» **PROBLEM STATEMENT**
Pick out each line of the records that includes the string "this", and copy it.

» **PROVIDED DATA**

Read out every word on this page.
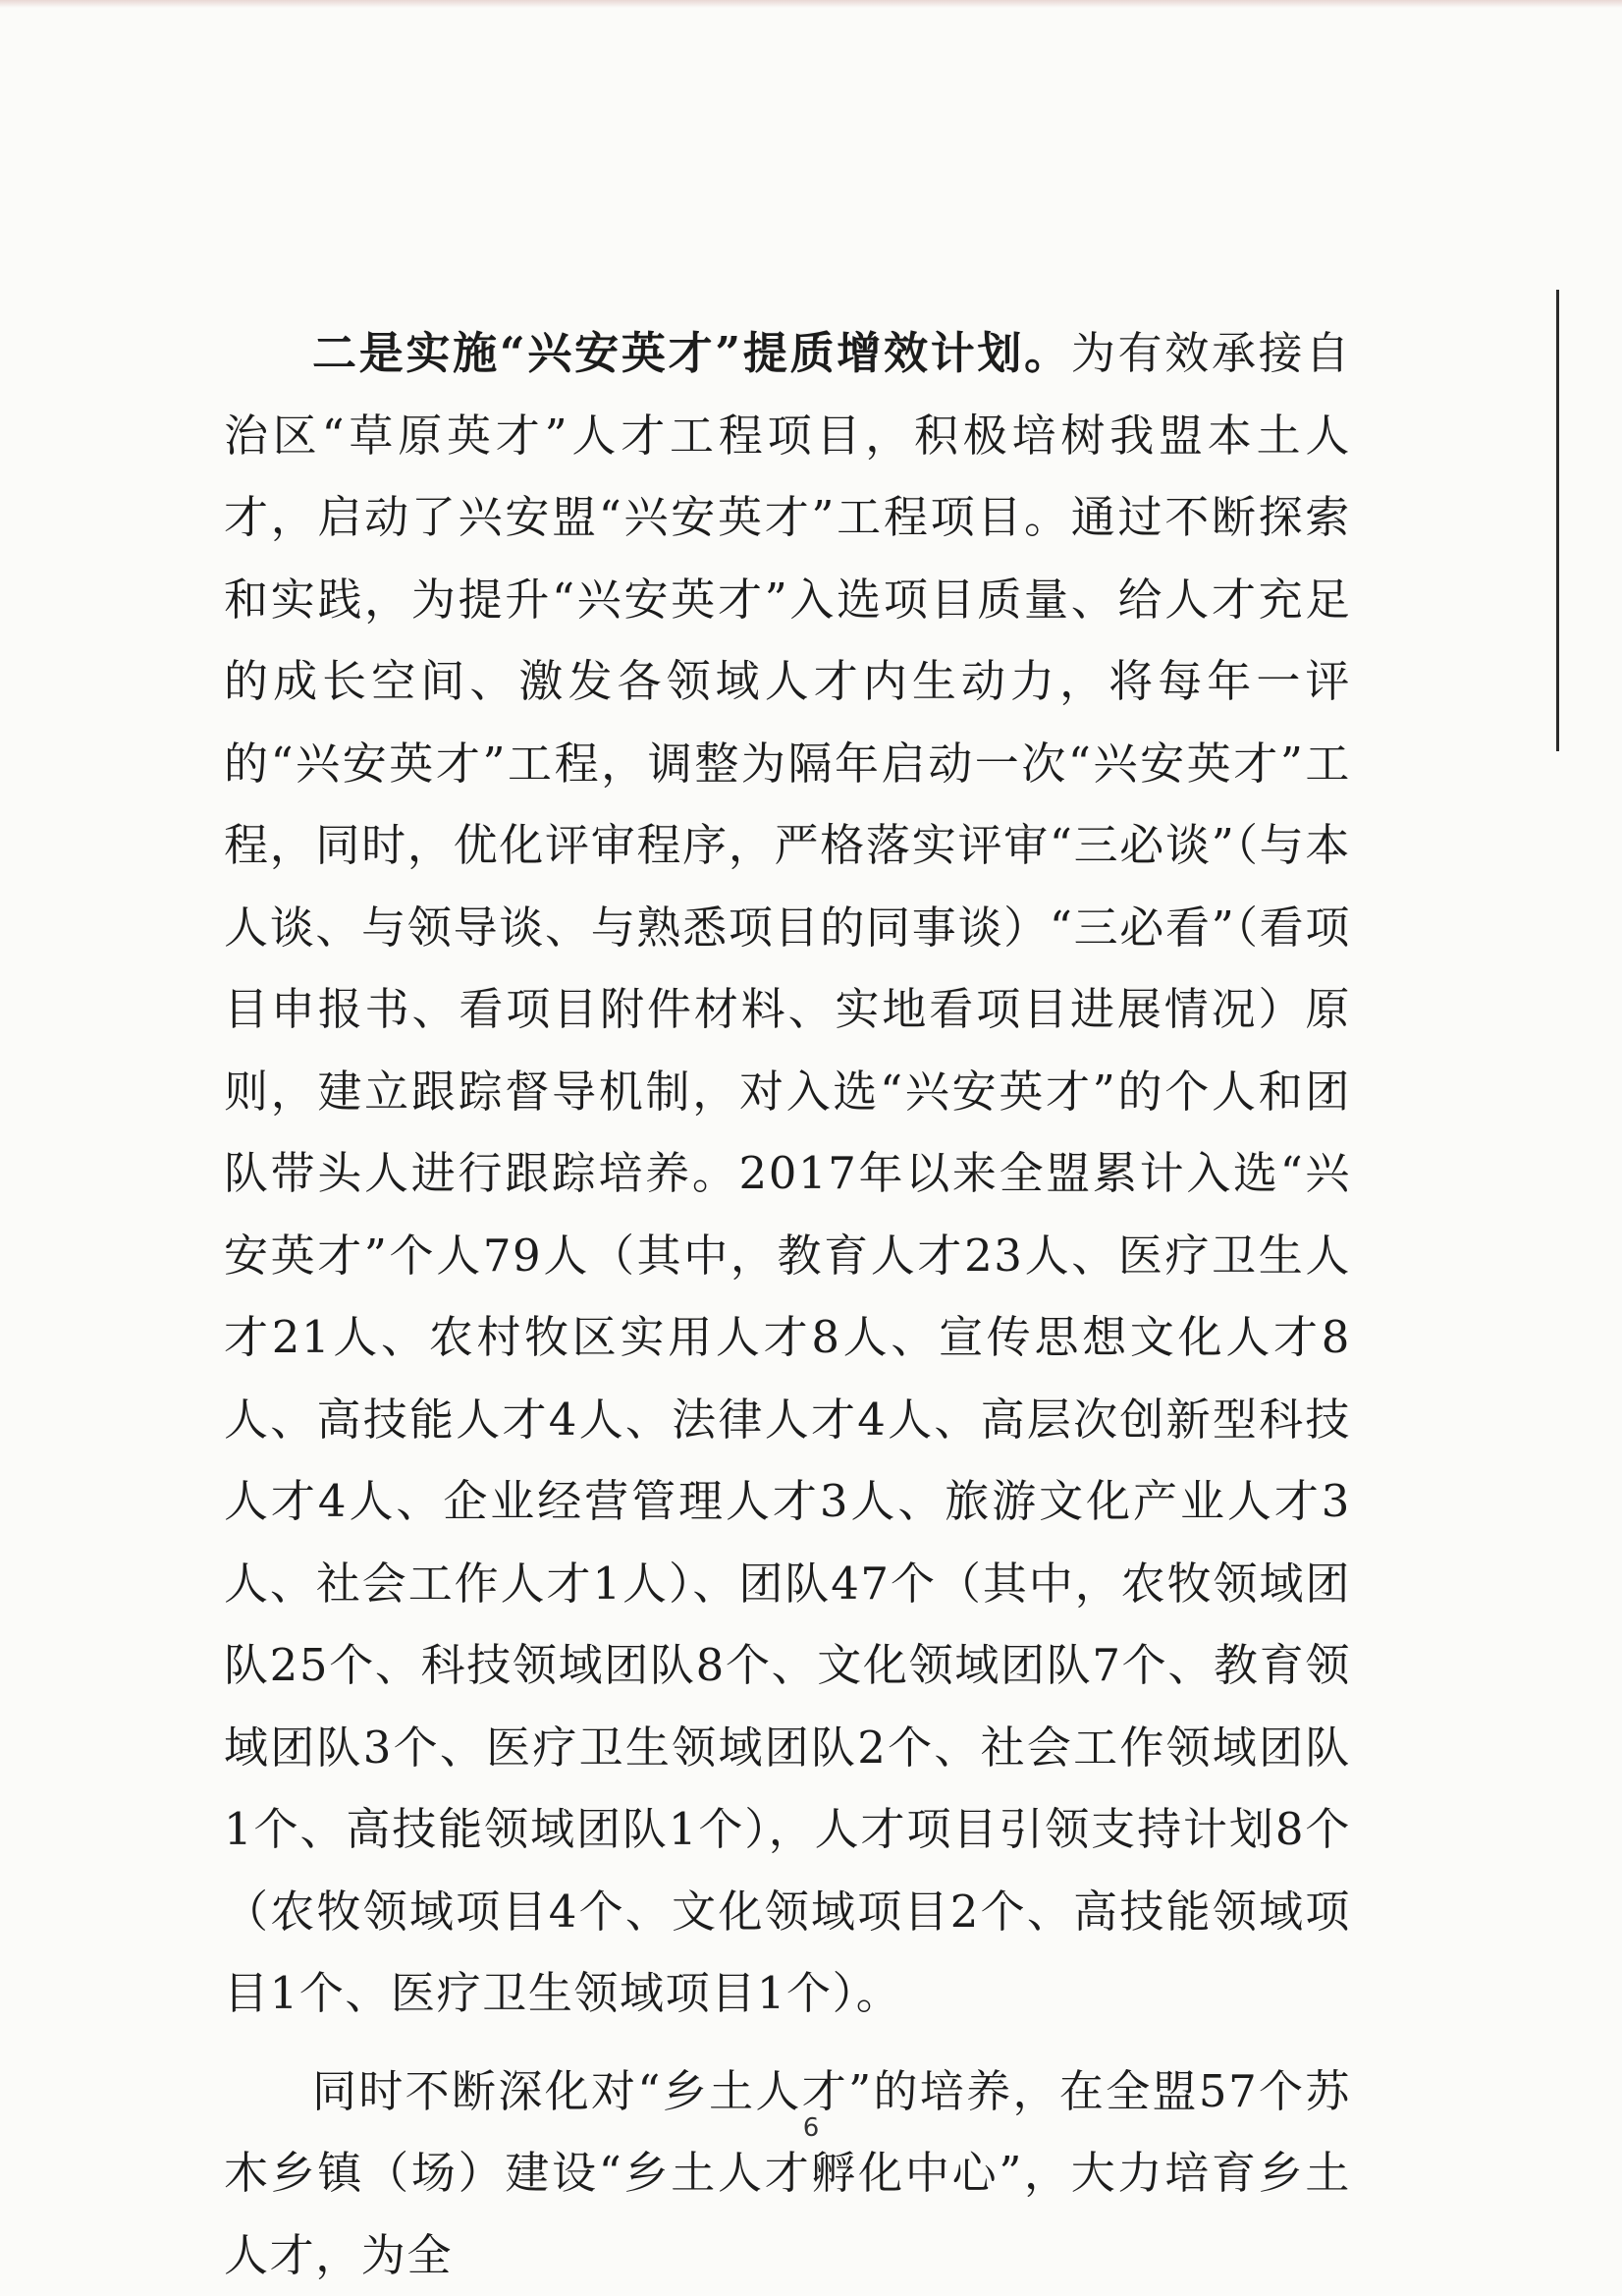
二是实施“兴安英才”提质增效计划。为有效承接自治区“草原英才”人才工程项目，积极培树我盟本土人才，启动了兴安盟“兴安英才”工程项目。通过不断探索和实践，为提升“兴安英才”入选项目质量、给人才充足的成长空间、激发各领域人才内生动力，将每年一评的“兴安英才”工程，调整为隔年启动一次“兴安英才”工程，同时，优化评审程序，严格落实评审“三必谈”（与本人谈、与领导谈、与熟悉项目的同事谈）“三必看”（看项目申报书、看项目附件材料、实地看项目进展情况）原则，建立跟踪督导机制，对入选“兴安英才”的个人和团队带头人进行跟踪培养。2017年以来全盟累计入选“兴安英才”个人79人（其中，教育人才23人、医疗卫生人才21人、农村牧区实用人才8人、宣传思想文化人才8人、高技能人才4人、法律人才4人、高层次创新型科技人才4人、企业经营管理人才3人、旅游文化产业人才3人、社会工作人才1人）、团队47个（其中，农牧领域团队25个、科技领域团队8个、文化领域团队7个、教育领域团队3个、医疗卫生领域团队2个、社会工作领域团队1个、高技能领域团队1个），人才项目引领支持计划8个（农牧领域项目4个、文化领域项目2个、高技能领域项目1个、医疗卫生领域项目1个）。

同时不断深化对“乡土人才”的培养，在全盟57个苏木乡镇（场）建设“乡土人才孵化中心”，大力培育乡土人才，为全

6
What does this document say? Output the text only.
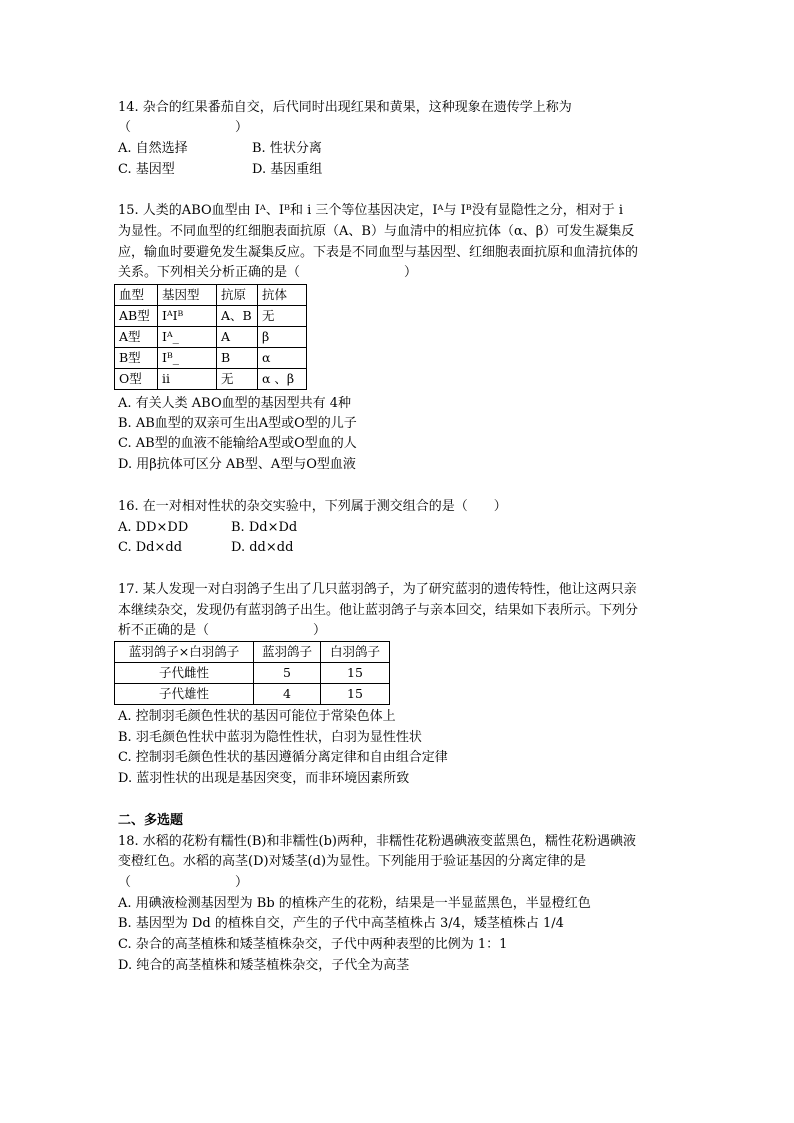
14. 杂合的红果番茄自交，后代同时出现红果和黄果，这种现象在遗传学上称为
（　　　　　　　　）
A. 自然选择	B. 性状分离
C. 基因型	D. 基因重组
15. 人类的ABO血型由 Iᴬ、Iᴮ和 i 三个等位基因决定，Iᴬ与 Iᴮ没有显隐性之分，相对于 i
为显性。不同血型的红细胞表面抗原（A、B）与血清中的相应抗体（α、β）可发生凝集反
应，输血时要避免发生凝集反应。下表是不同血型与基因型、红细胞表面抗原和血清抗体的
关系。下列相关分析正确的是（　　　　　　　　）
血型	基因型	抗原	抗体
AB型	IᴬIᴮ	A、B	无
A型	Iᴬ_	A	β
B型	Iᴮ_	B	α
O型	ii	无	α 、β
A. 有关人类 ABO血型的基因型共有 4种
B. AB血型的双亲可生出A型或O型的儿子
C. AB型的血液不能输给A型或O型血的人
D. 用β抗体可区分 AB型、A型与O型血液
16. 在一对相对性状的杂交实验中，下列属于测交组合的是（　　）
A. DD×DD	B. Dd×Dd
C. Dd×dd	D. dd×dd
17. 某人发现一对白羽鸽子生出了几只蓝羽鸽子，为了研究蓝羽的遗传特性，他让这两只亲
本继续杂交，发现仍有蓝羽鸽子出生。他让蓝羽鸽子与亲本回交，结果如下表所示。下列分
析不正确的是（　　　　　　　　）
蓝羽鸽子×白羽鸽子	蓝羽鸽子	白羽鸽子
子代雌性	5	15
子代雄性	4	15
A. 控制羽毛颜色性状的基因可能位于常染色体上
B. 羽毛颜色性状中蓝羽为隐性性状，白羽为显性性状
C. 控制羽毛颜色性状的基因遵循分离定律和自由组合定律
D. 蓝羽性状的出现是基因突变，而非环境因素所致
二、多选题
18. 水稻的花粉有糯性(B)和非糯性(b)两种，非糯性花粉遇碘液变蓝黑色，糯性花粉遇碘液
变橙红色。水稻的高茎(D)对矮茎(d)为显性。下列能用于验证基因的分离定律的是
（　　　　　　　　）
A. 用碘液检测基因型为 Bb 的植株产生的花粉，结果是一半显蓝黑色，半显橙红色
B. 基因型为 Dd 的植株自交，产生的子代中高茎植株占 3/4，矮茎植株占 1/4
C. 杂合的高茎植株和矮茎植株杂交，子代中两种表型的比例为 1：1
D. 纯合的高茎植株和矮茎植株杂交，子代全为高茎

» **TASK RESPONSE**
Read out every word on this page.
What does this document say? Output the text only.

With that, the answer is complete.